**Written task**
Pull out every line below holding the word "ineficiência".

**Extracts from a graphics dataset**
-- begin --

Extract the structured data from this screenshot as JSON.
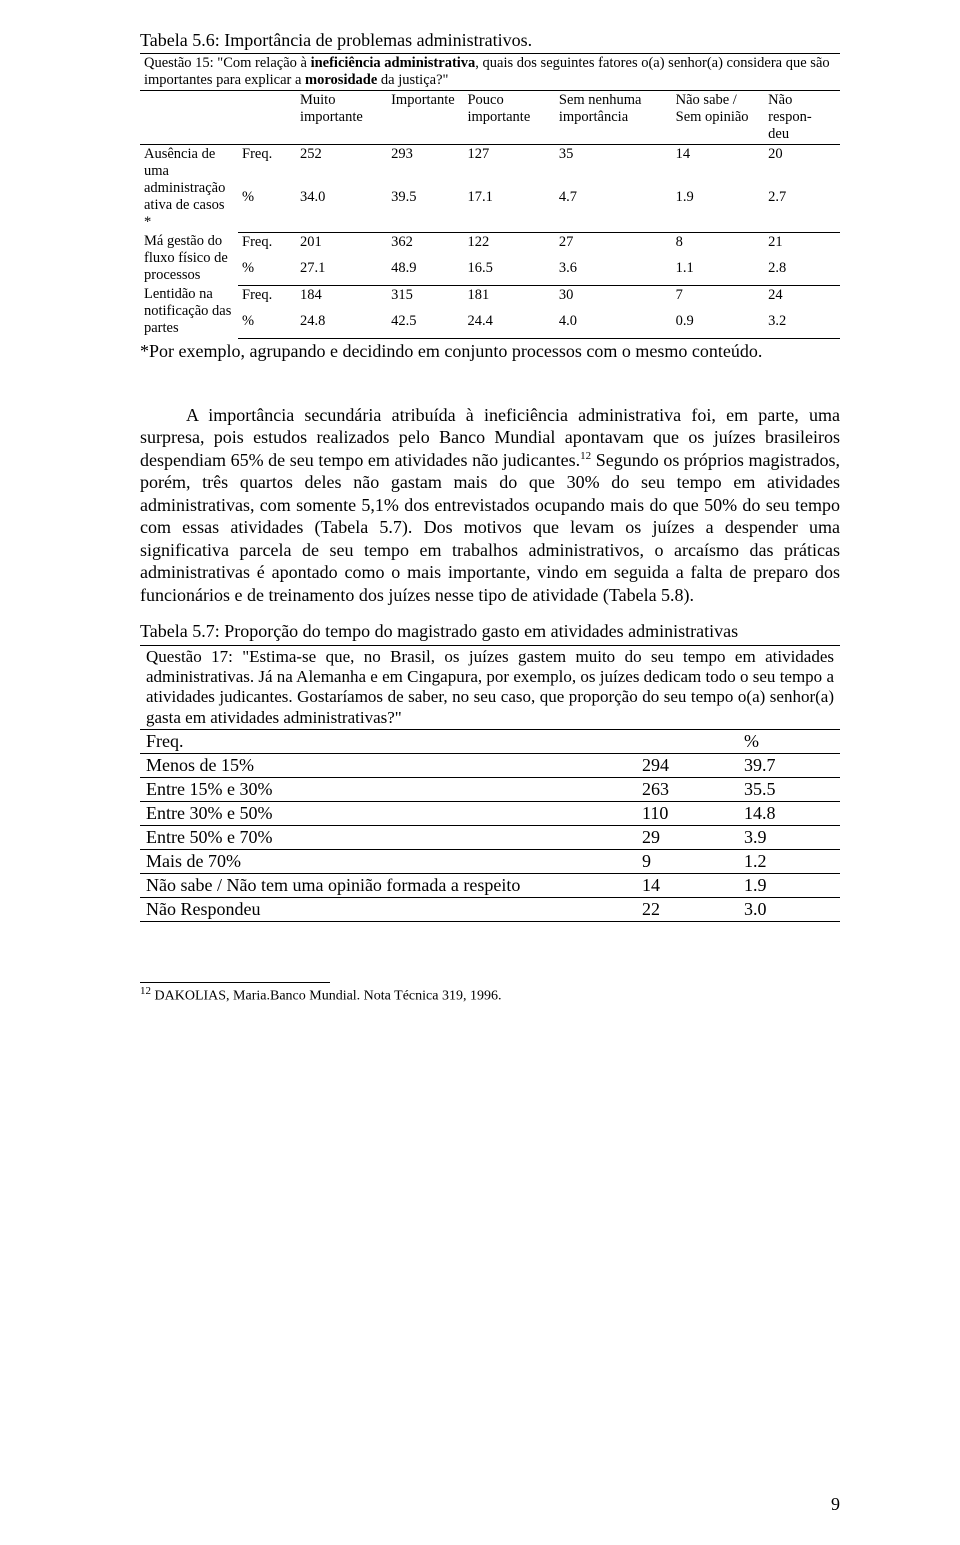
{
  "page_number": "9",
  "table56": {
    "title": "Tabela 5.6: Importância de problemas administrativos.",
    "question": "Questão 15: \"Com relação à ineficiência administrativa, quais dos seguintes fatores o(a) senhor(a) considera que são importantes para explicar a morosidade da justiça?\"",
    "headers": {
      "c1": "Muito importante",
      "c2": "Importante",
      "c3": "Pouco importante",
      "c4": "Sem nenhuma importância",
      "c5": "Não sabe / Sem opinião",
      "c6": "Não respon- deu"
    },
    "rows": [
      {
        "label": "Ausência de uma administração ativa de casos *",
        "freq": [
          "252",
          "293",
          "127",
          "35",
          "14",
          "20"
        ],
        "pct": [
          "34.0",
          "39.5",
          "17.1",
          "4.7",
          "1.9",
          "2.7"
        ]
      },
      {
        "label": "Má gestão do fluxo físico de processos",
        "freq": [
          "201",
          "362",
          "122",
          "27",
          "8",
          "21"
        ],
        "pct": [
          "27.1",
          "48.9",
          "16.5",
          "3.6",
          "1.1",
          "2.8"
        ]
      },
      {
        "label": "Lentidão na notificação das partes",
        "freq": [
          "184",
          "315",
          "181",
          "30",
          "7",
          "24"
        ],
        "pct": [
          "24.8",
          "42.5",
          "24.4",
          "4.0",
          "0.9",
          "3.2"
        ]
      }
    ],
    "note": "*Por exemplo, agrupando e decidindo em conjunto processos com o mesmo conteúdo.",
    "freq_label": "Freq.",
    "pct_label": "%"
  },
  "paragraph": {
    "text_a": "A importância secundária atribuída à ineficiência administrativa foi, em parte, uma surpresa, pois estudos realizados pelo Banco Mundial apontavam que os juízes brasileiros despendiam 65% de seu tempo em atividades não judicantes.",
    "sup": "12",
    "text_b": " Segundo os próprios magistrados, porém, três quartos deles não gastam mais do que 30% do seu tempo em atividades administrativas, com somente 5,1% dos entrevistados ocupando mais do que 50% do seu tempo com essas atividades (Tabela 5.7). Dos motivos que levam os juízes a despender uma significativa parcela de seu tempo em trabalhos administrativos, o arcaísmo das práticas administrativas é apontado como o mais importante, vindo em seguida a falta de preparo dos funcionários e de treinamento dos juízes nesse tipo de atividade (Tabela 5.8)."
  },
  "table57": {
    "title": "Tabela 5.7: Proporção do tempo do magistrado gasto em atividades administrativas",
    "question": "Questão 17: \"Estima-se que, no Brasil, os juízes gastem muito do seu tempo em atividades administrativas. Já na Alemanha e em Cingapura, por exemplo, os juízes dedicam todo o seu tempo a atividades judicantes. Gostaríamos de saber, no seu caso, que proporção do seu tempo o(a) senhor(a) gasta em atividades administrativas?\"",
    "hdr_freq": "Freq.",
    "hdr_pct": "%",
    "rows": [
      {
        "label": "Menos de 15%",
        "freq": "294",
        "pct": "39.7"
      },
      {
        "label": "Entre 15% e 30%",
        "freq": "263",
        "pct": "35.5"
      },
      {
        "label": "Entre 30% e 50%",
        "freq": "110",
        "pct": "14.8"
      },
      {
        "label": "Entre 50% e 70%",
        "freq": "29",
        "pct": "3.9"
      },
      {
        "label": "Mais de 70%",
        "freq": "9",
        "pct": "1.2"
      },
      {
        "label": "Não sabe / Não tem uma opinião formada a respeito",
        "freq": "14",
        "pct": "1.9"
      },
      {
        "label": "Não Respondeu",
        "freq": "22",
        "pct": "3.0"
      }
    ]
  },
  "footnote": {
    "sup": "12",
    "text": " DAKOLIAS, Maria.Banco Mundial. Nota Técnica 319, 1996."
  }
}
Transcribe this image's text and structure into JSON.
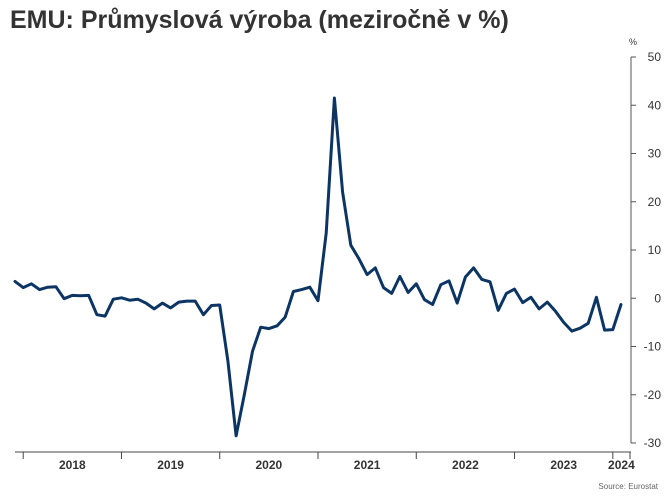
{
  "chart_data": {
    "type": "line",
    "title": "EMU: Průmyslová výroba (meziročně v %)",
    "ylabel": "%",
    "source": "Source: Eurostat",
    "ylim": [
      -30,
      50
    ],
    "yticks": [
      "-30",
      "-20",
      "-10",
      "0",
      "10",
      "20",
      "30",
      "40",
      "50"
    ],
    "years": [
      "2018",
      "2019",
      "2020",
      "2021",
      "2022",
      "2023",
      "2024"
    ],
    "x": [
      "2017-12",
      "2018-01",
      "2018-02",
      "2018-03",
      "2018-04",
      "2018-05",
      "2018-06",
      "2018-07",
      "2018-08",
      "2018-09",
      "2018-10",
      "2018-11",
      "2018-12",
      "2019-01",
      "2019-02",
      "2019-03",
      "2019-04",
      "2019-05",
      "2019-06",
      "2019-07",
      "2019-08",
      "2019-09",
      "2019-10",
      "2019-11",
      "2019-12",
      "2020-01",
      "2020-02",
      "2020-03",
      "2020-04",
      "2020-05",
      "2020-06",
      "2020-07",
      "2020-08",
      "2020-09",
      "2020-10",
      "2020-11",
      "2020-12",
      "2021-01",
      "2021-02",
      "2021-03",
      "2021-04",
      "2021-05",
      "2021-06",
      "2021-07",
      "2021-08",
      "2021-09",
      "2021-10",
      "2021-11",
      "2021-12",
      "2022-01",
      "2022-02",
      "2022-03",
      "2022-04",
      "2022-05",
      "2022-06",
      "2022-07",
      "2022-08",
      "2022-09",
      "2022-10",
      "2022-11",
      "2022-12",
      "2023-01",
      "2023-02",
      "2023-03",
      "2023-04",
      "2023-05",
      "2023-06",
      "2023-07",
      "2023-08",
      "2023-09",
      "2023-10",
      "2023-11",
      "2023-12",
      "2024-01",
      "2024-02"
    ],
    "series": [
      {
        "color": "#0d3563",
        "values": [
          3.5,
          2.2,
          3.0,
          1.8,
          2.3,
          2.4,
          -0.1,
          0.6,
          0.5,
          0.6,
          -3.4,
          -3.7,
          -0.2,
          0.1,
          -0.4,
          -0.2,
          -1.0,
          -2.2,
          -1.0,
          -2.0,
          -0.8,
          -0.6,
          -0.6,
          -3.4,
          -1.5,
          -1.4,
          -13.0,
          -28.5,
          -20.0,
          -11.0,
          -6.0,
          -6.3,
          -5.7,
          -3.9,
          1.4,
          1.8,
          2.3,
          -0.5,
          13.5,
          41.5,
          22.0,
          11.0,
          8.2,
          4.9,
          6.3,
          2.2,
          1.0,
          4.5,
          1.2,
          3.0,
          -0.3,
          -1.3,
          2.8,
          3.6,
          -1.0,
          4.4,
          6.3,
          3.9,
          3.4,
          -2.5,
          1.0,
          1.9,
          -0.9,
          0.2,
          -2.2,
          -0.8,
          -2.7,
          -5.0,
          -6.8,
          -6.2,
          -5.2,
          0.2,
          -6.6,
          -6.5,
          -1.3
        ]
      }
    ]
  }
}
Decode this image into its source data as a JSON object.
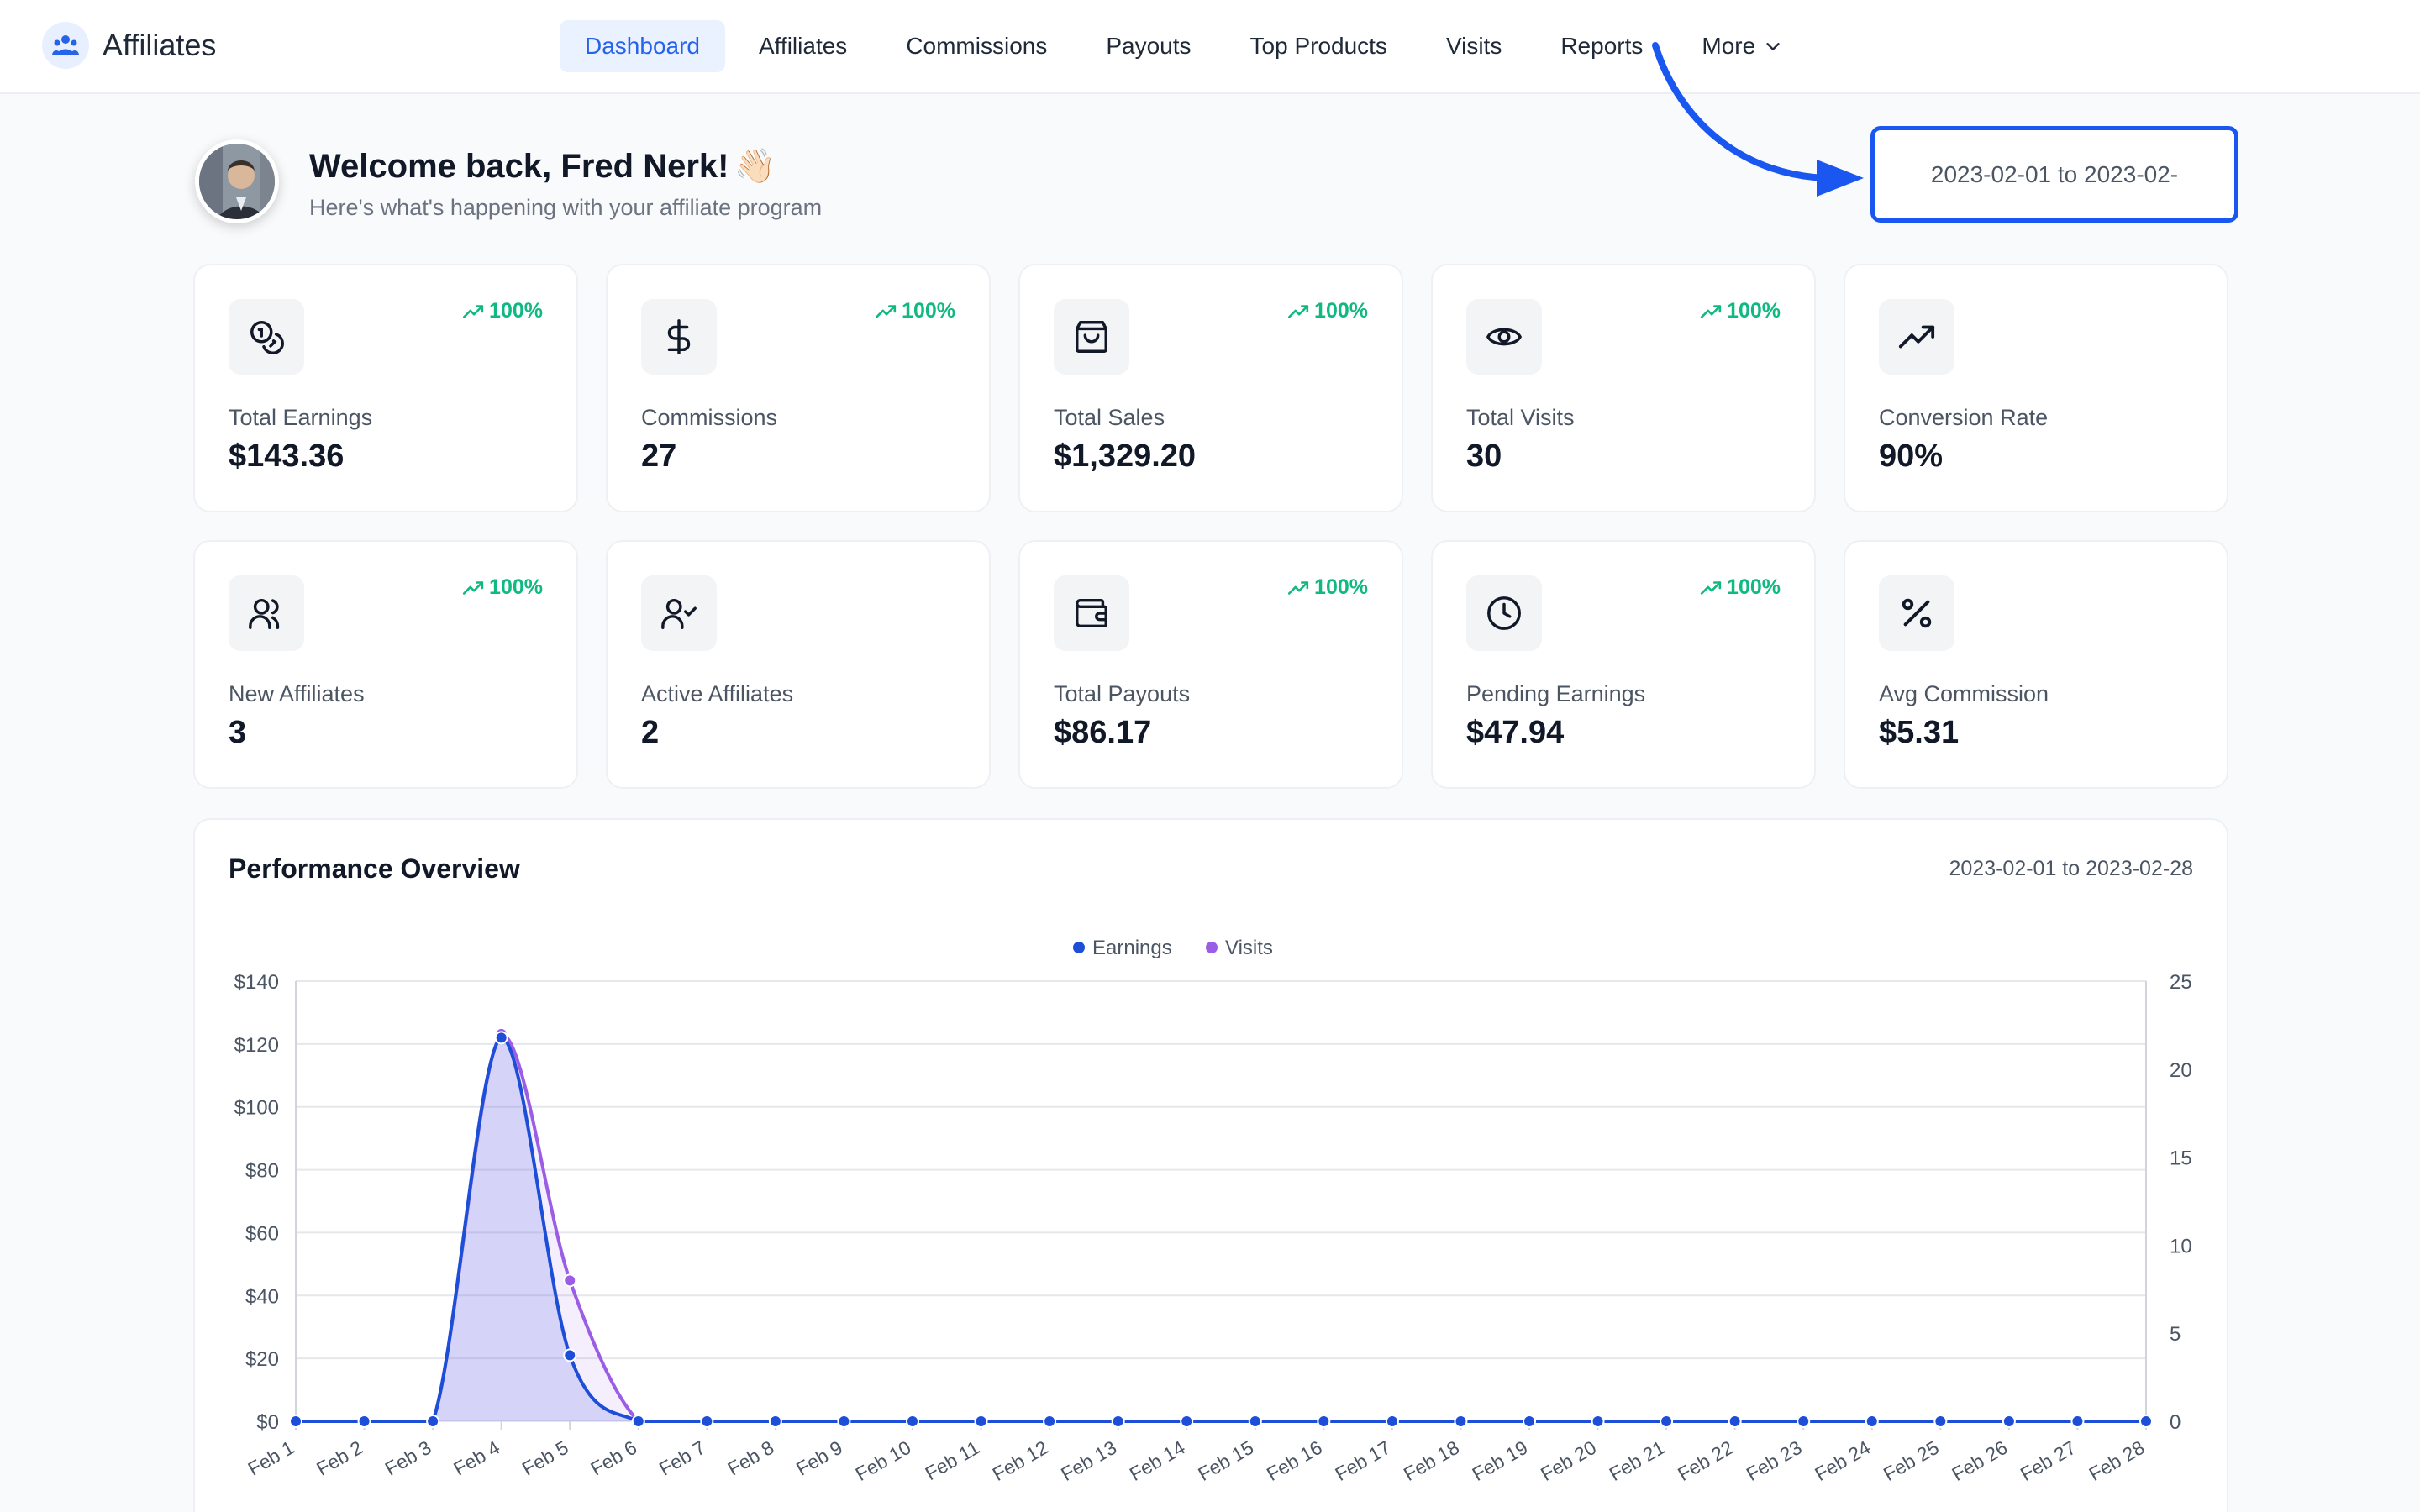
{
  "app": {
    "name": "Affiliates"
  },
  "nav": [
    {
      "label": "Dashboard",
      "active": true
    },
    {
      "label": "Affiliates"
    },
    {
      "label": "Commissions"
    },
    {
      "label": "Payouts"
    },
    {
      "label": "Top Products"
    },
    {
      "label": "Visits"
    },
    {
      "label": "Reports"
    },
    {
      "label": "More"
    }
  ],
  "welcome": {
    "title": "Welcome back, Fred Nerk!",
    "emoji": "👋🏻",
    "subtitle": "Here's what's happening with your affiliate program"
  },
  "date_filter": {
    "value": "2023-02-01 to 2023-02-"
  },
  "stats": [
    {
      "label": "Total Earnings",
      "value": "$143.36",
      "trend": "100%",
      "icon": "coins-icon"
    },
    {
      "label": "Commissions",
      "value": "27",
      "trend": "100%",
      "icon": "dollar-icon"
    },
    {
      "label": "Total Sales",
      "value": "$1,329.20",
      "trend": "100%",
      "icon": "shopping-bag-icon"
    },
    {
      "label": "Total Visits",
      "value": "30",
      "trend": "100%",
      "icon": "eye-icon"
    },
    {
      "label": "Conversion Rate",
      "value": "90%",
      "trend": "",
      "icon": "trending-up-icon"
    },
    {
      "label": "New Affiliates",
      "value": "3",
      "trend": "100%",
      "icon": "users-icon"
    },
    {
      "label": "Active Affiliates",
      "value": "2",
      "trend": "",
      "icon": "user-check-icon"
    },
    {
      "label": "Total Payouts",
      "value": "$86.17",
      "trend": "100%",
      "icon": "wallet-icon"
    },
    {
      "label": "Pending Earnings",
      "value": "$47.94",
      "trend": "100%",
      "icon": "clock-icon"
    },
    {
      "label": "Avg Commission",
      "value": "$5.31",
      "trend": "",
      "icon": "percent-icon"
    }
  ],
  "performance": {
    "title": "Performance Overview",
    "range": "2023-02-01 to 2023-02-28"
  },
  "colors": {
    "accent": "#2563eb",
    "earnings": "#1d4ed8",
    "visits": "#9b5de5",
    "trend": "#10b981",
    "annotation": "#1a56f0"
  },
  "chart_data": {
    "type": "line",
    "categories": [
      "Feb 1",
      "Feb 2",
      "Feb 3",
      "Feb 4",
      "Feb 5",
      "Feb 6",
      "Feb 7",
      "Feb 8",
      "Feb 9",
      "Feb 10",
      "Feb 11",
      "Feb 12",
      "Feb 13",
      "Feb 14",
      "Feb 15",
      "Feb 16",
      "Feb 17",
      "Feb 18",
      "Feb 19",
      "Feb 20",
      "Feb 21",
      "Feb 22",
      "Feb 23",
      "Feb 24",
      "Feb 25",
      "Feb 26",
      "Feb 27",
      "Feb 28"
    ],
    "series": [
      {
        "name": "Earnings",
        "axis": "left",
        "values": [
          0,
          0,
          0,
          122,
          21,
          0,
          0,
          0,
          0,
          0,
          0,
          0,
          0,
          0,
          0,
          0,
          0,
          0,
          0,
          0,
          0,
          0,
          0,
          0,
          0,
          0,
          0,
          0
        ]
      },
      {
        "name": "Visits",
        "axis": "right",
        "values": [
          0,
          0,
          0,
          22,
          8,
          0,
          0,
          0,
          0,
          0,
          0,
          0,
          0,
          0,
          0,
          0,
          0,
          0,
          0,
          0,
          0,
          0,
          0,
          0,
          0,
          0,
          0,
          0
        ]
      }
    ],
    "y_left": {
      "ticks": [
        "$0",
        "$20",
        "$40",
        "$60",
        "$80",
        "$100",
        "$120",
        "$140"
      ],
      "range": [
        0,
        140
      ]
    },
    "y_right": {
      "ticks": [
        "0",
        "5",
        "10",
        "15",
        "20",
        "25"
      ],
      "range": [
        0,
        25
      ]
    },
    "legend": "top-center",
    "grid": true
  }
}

-- end --

**Solution for this task**
    "question": "Questão 15: \"Com relação à ineficiência administrativa, quais dos seguintes fatores o(a) senhor(a) considera que são importantes para explicar a morosidade da justiça?\"",
    "text_a": "A importância secundária atribuída à ineficiência administrativa foi, em parte, uma surpresa, pois estudos realizados pelo Banco Mundial apontavam que os juízes brasileiros despendiam 65% de seu tempo em atividades não judicantes.",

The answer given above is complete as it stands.